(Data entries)

::::::

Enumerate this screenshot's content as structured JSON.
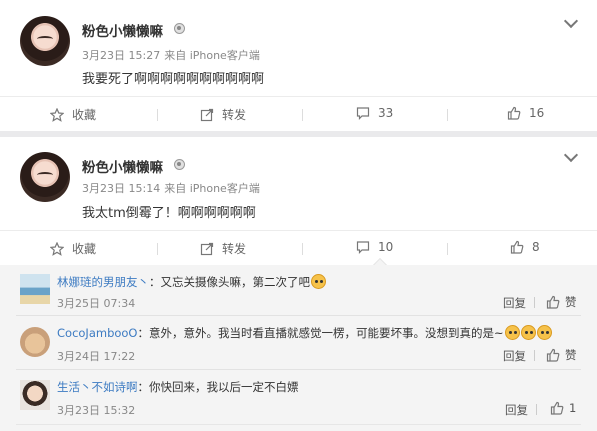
{
  "posts": [
    {
      "username": "粉色小懒懒嘛",
      "date": "3月23日 15:27",
      "source": "来自 iPhone客户端",
      "text": "我要死了啊啊啊啊啊啊啊啊啊啊",
      "actions": {
        "favorite": "收藏",
        "repost": "转发",
        "comments": "33",
        "likes": "16"
      }
    },
    {
      "username": "粉色小懒懒嘛",
      "date": "3月23日 15:14",
      "source": "来自 iPhone客户端",
      "text": "我太tm倒霉了！啊啊啊啊啊啊",
      "actions": {
        "favorite": "收藏",
        "repost": "转发",
        "comments": "10",
        "likes": "8"
      }
    }
  ],
  "comments": [
    {
      "name": "林娜琏的男朋友丶",
      "text": "：又忘关摄像头嘛，第二次了吧",
      "emoji_count": 1,
      "time": "3月25日 07:34",
      "reply": "回复",
      "like": "赞"
    },
    {
      "name": "CocoJambooO",
      "text": "：意外，意外。我当时看直播就感觉一楞，可能要坏事。没想到真的是~",
      "emoji_count": 3,
      "time": "3月24日 17:22",
      "reply": "回复",
      "like": "赞"
    },
    {
      "name": "生活丶不如诗啊",
      "text": "：你快回来，我以后一定不白嫖",
      "emoji_count": 0,
      "time": "3月23日 15:32",
      "reply": "回复",
      "like": "1"
    }
  ],
  "icons": {
    "favorite": "star-icon",
    "repost": "share-icon",
    "comment": "comment-icon",
    "like": "thumbs-up-icon",
    "menu": "chevron-down-icon",
    "badge": "vip-badge-icon"
  },
  "colors": {
    "link": "#3d7bc2",
    "comment_bg": "#f4f4f4",
    "page_bg": "#eaeaec",
    "emoji": "#f6c24a"
  }
}
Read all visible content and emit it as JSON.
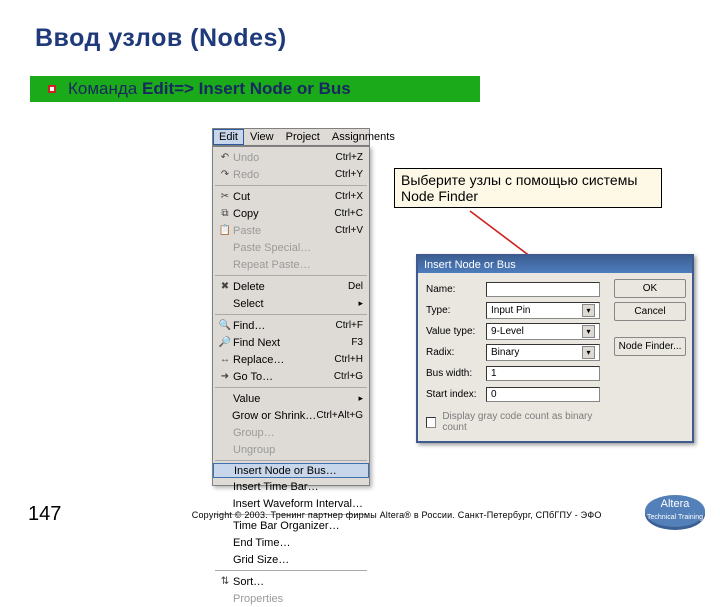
{
  "title": "Ввод узлов  (Nodes)",
  "subtitle": {
    "prefix": "Команда ",
    "bold": "Edit=> Insert Node or Bus"
  },
  "menubar": [
    "Edit",
    "View",
    "Project",
    "Assignments"
  ],
  "menu_items": [
    {
      "icon": "↶",
      "label": "Undo",
      "sc": "Ctrl+Z",
      "dim": true
    },
    {
      "icon": "↷",
      "label": "Redo",
      "sc": "Ctrl+Y",
      "dim": true
    },
    {
      "sep": true
    },
    {
      "icon": "✂",
      "label": "Cut",
      "sc": "Ctrl+X"
    },
    {
      "icon": "⧉",
      "label": "Copy",
      "sc": "Ctrl+C"
    },
    {
      "icon": "📋",
      "label": "Paste",
      "sc": "Ctrl+V",
      "dim": true
    },
    {
      "icon": "",
      "label": "Paste Special…",
      "sc": "",
      "dim": true
    },
    {
      "icon": "",
      "label": "Repeat Paste…",
      "sc": "",
      "dim": true
    },
    {
      "sep": true
    },
    {
      "icon": "✖",
      "label": "Delete",
      "sc": "Del"
    },
    {
      "icon": "",
      "label": "Select",
      "sc": "",
      "sub": true
    },
    {
      "sep": true
    },
    {
      "icon": "🔍",
      "label": "Find…",
      "sc": "Ctrl+F"
    },
    {
      "icon": "🔎",
      "label": "Find Next",
      "sc": "F3"
    },
    {
      "icon": "↔",
      "label": "Replace…",
      "sc": "Ctrl+H"
    },
    {
      "icon": "➜",
      "label": "Go To…",
      "sc": "Ctrl+G"
    },
    {
      "sep": true
    },
    {
      "icon": "",
      "label": "Value",
      "sc": "",
      "sub": true
    },
    {
      "icon": "",
      "label": "Grow or Shrink…",
      "sc": "Ctrl+Alt+G"
    },
    {
      "icon": "",
      "label": "Group…",
      "sc": "",
      "dim": true
    },
    {
      "icon": "",
      "label": "Ungroup",
      "sc": "",
      "dim": true
    },
    {
      "sep": true
    },
    {
      "icon": "",
      "label": "Insert Node or Bus…",
      "sc": "",
      "sel": true
    },
    {
      "icon": "",
      "label": "Insert Time Bar…",
      "sc": ""
    },
    {
      "icon": "",
      "label": "Insert Waveform Interval…",
      "sc": ""
    },
    {
      "sep": true
    },
    {
      "icon": "",
      "label": "Time Bar Organizer…",
      "sc": ""
    },
    {
      "icon": "",
      "label": "End Time…",
      "sc": ""
    },
    {
      "icon": "",
      "label": "Grid Size…",
      "sc": ""
    },
    {
      "sep": true
    },
    {
      "icon": "⇅",
      "label": "Sort…",
      "sc": ""
    },
    {
      "icon": "",
      "label": "Properties",
      "sc": "",
      "dim": true
    }
  ],
  "callout": "Выберите узлы с помощью системы Node Finder",
  "dialog": {
    "title": "Insert Node or Bus",
    "fields": {
      "name_label": "Name:",
      "type_label": "Type:",
      "value_type_label": "Value type:",
      "radix_label": "Radix:",
      "bus_width_label": "Bus width:",
      "start_index_label": "Start index:",
      "name_value": "",
      "type_value": "Input Pin",
      "value_type_value": "9-Level",
      "radix_value": "Binary",
      "bus_width_value": "1",
      "start_index_value": "0"
    },
    "buttons": {
      "ok": "OK",
      "cancel": "Cancel",
      "node_finder": "Node Finder..."
    },
    "checkbox": "Display gray code count as binary count"
  },
  "footer": {
    "page": "147",
    "text": "Copyright © 2003. Тренинг партнер фирмы Altera®   в России. Санкт-Петербург, СПбГПУ - ЭФО",
    "logo_top": "Altera",
    "logo_bottom": "Technical Training"
  }
}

::::::

> **Task instructions**:
Scan the lines above for "Altera", then copy every one that has it.

> **Answer to the exercise**:
    "text": "Copyright © 2003. Тренинг партнер фирмы Altera®   в России. Санкт-Петербург, СПбГПУ - ЭФО",
    "logo_top": "Altera",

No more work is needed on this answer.